Exercise task a:
From the rows, copy out every line from the one containing "profile-fc-ymin: 76.28 xyxy=(684,700,727,718)" down to the one containing "profile-fa-plot xyxy=(38,312,668,474)", both included, and reproduce them without change.

Source document:
Postgres FDW join query on local and foreign table is slow with ORDER BY and JSONB data

Question

I have two tables the local table debtors and the foreign table debtor_registry. I'm using PostgreSQL v13.

My problem here is whenever I try the following query, It takes 14secs to get the 1000 records.

SELECT 
    debtors.id,
    debtors.name,
    debtor_registry.settings
FROM debtors
    INNER JOIN debtor_registry ON debtor_registry.id = debtors.registry_uuid
ORDER BY name LIMIT 1000 OFFSET 0;

I was surprised that whenever I removed the ORDER BY clause from the query, It become faster only took 194ms for 1000 records.

SELECT 
    debtors.id,
    debtors.name,
    debtor_registry.settings
FROM debtors
    INNER JOIN debtor_registry ON debtor_registry.id = debtors.registry_uuid
LIMIT 1000 OFFSET 0;

Also, another case is if I remove the settings which is a JSONB field from the query, and retain the ORDER BY clause. It only took 101ms to get 1000 records.

SELECT 
    debtors.id,
    debtors.name
FROM debtors
    INNER JOIN debtor_registry ON debtor_registry.id = debtors.registry_uuid
ORDER BY name LIMIT 1000 OFFSET 0;

I'm suspecting that It might be related to how much data I am trying to get.

Here is the EXPLAIN ANALYZE VERBOSE result if the settings JSONB fields, ORDER BY name and LIMIT 1000 are in the query:

Limit  (cost=114722.78..114725.28 rows=1000 width=57) (actual time=13712.125..14002.827 rows=1000 loops=1)
  Output: debtors.id, debtors.name, debtor_registry.settings
  ->  Sort  (cost=114722.78..114725.63 rows=1140 width=57) (actual time=13703.171..13993.617 rows=1000 loops=1)

Provided data:
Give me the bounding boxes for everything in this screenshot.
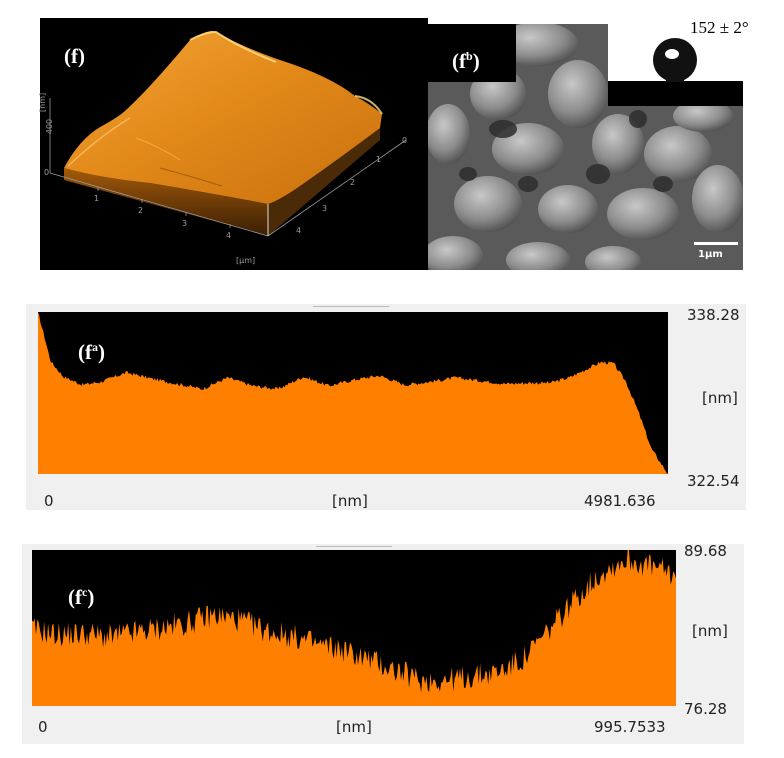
profile-fc-ymin: 76.28 xyxy=(684,700,727,718)
water-droplet xyxy=(608,38,743,106)
afm-3d-surface xyxy=(49,30,407,237)
panel-label-f: (f) xyxy=(64,44,85,68)
profile-fc-yunit: [nm] xyxy=(692,622,728,640)
y-tick-4: 4 xyxy=(296,226,302,235)
y-tick-2: 2 xyxy=(350,178,356,187)
profile-fc-divider-marks xyxy=(316,546,392,551)
profile-fc-height-area xyxy=(32,550,676,706)
x-axis-unit: [µm] xyxy=(236,256,256,265)
profile-fc-xstart: 0 xyxy=(38,718,48,736)
profile-fa-ymax: 338.28 xyxy=(687,306,740,324)
profile-fa-plot xyxy=(38,312,668,474)
profile-fa-ymin: 322.54 xyxy=(687,472,740,490)
y-tick-3: 3 xyxy=(322,204,328,213)
y-tick-1: 1 xyxy=(376,155,382,164)
profile-fa-yunit: [nm] xyxy=(702,389,738,407)
profile-fa-divider-marks xyxy=(313,306,389,311)
z-tick-0: 0 xyxy=(44,168,50,177)
contact-angle-value: 152 ± 2° xyxy=(690,18,749,38)
profile-fa-label: (fa) xyxy=(78,340,105,364)
profile-fc-xend: 995.7533 xyxy=(594,718,666,736)
profile-fa-xend: 4981.636 xyxy=(584,492,656,510)
sem-scale-label: 1µm xyxy=(698,249,723,260)
profile-fa-height-area xyxy=(38,312,668,474)
afm-3d-panel: (f) [nm] 400 0 1 2 3 4 0 1 2 3 4 [µm] xyxy=(38,18,428,270)
profile-fc-xunit: [nm] xyxy=(336,718,372,736)
x-tick-3: 3 xyxy=(182,219,188,228)
z-axis-unit: [nm] xyxy=(38,92,47,112)
sem-panel: (fb) 1µm xyxy=(428,24,743,270)
panel-label-fb: (fb) xyxy=(452,49,480,73)
y-tick-0: 0 xyxy=(402,136,408,145)
x-tick-2: 2 xyxy=(138,206,144,215)
profile-fa: (fa) 338.28 [nm] 322.54 0 [nm] 4981.636 xyxy=(26,296,776,516)
profile-fc-plot xyxy=(32,550,676,706)
profile-fc: (fc) 89.68 [nm] 76.28 0 [nm] 995.7533 xyxy=(22,536,776,746)
x-tick-1: 1 xyxy=(94,194,100,203)
z-tick-400: 400 xyxy=(45,118,55,135)
sem-scale-bar xyxy=(694,242,738,245)
profile-fa-xstart: 0 xyxy=(44,492,54,510)
profile-fa-xunit: [nm] xyxy=(332,492,368,510)
profile-fc-label: (fc) xyxy=(68,585,95,609)
profile-fc-ymax: 89.68 xyxy=(684,542,727,560)
x-tick-4: 4 xyxy=(226,231,232,240)
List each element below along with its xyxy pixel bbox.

Exercise task b:
Based on the Postgres FDW question, say whether each statement agrees with it, and quote the words that decide each one: (i) the query with ORDER BY took 14 seconds to return 1000 records; (ii) removing the ORDER BY clause brought the query down to 101ms; (iii) the asker is using PostgreSQL v13.

Problem solution a:
profile-fc-ymin: 76.28 xyxy=(684,700,727,718)
water-droplet xyxy=(608,38,743,106)
afm-3d-surface xyxy=(49,30,407,237)
panel-label-f: (f) xyxy=(64,44,85,68)
profile-fc-yunit: [nm] xyxy=(692,622,728,640)
y-tick-4: 4 xyxy=(296,226,302,235)
y-tick-2: 2 xyxy=(350,178,356,187)
profile-fc-divider-marks xyxy=(316,546,392,551)
profile-fc-height-area xyxy=(32,550,676,706)
x-axis-unit: [µm] xyxy=(236,256,256,265)
profile-fc-xstart: 0 xyxy=(38,718,48,736)
profile-fa-ymax: 338.28 xyxy=(687,306,740,324)
profile-fa-plot xyxy=(38,312,668,474)

Problem solution b:
(i) Yes: "It takes 14secs to get the 1000 records."
(ii) No: "It become faster only took 194ms for 1000 records."
(iii) Yes: "I'm using PostgreSQL v13."